=== MATERIAL SUPPLIED ===
▬▬▬

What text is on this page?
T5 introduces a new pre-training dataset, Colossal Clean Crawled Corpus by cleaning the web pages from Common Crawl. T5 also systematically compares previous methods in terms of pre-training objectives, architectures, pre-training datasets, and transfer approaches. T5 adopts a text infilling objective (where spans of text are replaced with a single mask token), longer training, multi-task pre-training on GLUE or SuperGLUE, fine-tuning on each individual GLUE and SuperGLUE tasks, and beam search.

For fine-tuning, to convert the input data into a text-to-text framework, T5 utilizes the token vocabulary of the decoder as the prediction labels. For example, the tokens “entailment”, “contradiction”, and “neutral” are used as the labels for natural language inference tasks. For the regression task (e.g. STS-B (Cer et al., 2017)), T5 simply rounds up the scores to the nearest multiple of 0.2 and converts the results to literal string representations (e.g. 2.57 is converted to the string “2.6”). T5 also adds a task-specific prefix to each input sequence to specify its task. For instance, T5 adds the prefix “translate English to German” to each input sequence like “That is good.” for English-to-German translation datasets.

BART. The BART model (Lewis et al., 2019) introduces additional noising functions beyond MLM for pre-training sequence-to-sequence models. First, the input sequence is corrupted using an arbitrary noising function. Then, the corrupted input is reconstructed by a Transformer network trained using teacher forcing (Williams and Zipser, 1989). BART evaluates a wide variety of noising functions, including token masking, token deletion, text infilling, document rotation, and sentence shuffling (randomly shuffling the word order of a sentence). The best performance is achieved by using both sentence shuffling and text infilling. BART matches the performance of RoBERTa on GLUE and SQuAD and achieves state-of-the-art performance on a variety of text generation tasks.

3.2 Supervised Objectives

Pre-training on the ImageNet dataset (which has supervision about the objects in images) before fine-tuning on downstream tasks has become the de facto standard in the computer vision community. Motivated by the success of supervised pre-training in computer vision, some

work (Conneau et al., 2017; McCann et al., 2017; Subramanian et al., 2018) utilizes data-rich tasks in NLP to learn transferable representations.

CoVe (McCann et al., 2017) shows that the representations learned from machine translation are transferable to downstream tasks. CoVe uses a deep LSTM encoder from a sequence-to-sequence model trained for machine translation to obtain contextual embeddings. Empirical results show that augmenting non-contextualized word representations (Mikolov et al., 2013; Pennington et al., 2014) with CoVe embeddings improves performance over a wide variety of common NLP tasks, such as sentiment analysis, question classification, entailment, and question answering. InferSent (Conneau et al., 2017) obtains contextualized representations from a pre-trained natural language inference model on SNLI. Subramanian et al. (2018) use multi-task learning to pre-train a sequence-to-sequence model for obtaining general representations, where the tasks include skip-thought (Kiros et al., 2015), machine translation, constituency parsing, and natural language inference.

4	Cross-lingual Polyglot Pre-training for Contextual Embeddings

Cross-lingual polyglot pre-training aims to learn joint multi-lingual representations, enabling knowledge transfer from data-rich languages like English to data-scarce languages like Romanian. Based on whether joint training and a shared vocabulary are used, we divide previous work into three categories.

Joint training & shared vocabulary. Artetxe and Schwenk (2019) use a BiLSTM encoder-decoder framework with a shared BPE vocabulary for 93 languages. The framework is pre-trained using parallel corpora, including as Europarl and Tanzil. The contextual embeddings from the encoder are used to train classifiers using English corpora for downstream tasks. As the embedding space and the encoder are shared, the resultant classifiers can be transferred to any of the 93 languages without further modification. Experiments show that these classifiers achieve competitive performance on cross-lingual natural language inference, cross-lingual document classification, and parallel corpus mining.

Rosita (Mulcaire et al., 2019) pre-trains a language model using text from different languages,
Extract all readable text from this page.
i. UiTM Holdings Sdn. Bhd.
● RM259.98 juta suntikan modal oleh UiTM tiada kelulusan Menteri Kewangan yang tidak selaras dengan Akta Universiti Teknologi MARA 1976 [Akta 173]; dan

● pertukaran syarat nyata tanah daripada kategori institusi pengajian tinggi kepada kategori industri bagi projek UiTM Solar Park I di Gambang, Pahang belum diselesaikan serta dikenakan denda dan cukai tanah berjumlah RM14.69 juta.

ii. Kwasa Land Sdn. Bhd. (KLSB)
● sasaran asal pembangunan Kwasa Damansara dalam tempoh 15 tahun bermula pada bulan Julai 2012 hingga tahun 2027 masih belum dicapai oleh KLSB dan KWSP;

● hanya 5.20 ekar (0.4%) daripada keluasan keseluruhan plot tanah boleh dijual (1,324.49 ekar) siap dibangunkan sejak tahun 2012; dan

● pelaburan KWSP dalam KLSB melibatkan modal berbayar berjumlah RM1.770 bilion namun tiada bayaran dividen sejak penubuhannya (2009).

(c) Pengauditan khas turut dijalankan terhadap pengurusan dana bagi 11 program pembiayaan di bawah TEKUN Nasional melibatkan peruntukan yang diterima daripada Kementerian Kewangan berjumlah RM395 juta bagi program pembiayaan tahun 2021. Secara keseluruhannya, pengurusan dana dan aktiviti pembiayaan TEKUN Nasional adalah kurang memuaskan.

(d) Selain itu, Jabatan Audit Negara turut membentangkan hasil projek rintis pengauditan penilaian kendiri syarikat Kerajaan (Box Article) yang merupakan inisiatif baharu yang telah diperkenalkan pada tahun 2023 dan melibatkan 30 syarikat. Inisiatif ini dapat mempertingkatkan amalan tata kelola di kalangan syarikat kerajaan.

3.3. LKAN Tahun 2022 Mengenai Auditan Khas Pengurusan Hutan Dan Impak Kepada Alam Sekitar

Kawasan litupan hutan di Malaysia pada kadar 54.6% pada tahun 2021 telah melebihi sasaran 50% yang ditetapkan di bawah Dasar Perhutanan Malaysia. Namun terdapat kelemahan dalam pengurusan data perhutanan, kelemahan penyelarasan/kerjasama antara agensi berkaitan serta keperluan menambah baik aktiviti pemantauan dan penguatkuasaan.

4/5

▬▬▬

=== EXERCISE AIM ===
From the entries above, select each line containing the string "sejak".

=== FINISHED EXERCISE ===
● hanya 5.20 ekar (0.4%) daripada keluasan keseluruhan plot tanah boleh dijual (1,324.49 ekar) siap dibangunkan sejak tahun 2012; dan
● pelaburan KWSP dalam KLSB melibatkan modal berbayar berjumlah RM1.770 bilion namun tiada bayaran dividen sejak penubuhannya (2009).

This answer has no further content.